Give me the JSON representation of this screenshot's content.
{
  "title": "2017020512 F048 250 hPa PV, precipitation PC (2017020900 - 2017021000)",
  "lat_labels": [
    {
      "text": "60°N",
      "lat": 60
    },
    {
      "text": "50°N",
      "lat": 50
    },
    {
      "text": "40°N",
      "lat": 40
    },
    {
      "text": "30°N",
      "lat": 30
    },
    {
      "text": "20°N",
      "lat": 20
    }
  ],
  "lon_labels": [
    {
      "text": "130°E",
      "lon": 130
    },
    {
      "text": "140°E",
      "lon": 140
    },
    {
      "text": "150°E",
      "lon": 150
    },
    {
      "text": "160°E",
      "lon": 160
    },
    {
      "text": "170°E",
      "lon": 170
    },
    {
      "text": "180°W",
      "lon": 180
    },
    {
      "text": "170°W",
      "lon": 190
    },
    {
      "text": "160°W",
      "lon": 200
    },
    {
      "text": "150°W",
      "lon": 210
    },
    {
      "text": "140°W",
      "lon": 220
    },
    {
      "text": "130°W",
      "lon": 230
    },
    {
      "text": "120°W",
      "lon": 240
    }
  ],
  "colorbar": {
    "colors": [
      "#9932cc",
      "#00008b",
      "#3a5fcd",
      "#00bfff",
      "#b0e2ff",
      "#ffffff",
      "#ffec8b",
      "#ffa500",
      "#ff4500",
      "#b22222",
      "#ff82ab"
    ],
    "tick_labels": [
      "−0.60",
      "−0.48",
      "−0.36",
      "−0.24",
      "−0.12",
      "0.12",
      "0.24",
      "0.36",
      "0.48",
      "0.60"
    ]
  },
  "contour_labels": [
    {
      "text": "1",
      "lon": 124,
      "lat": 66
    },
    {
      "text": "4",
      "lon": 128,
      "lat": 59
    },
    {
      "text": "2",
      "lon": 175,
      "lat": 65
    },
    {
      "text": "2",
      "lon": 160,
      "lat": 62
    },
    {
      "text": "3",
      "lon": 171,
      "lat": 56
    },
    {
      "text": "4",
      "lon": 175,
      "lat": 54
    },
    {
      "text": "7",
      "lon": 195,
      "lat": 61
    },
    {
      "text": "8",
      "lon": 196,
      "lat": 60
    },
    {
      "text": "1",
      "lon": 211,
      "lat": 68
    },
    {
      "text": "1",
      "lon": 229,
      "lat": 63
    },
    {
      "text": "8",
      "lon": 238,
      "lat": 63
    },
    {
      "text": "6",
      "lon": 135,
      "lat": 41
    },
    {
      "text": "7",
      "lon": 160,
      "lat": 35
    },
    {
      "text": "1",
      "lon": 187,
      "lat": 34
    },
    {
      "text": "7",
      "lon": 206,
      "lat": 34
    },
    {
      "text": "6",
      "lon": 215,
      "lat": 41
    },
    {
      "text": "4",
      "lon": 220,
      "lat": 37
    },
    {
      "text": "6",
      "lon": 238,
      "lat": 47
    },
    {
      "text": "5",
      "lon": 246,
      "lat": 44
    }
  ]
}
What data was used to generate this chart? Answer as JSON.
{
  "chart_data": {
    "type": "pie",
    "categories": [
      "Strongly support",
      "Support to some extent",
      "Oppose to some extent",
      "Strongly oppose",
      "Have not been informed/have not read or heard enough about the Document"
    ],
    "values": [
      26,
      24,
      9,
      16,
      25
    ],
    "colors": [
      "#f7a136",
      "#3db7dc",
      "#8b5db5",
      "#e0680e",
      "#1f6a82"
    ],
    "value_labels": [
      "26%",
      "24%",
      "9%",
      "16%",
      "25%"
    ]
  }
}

WHAT TO PRODUCE: Write the lines out exactly, from the one with "What data was" down to the last line of the listing, and leave out all others.

TASK RESPONSE:
What data was used to generate this chart? Answer as JSON.
{
  "chart_data": {
    "type": "pie",
    "categories": [
      "Strongly support",
      "Support to some extent",
      "Oppose to some extent",
      "Strongly oppose",
      "Have not been informed/have not read or heard enough about the Document"
    ],
    "values": [
      26,
      24,
      9,
      16,
      25
    ],
    "colors": [
      "#f7a136",
      "#3db7dc",
      "#8b5db5",
      "#e0680e",
      "#1f6a82"
    ],
    "value_labels": [
      "26%",
      "24%",
      "9%",
      "16%",
      "25%"
    ]
  }
}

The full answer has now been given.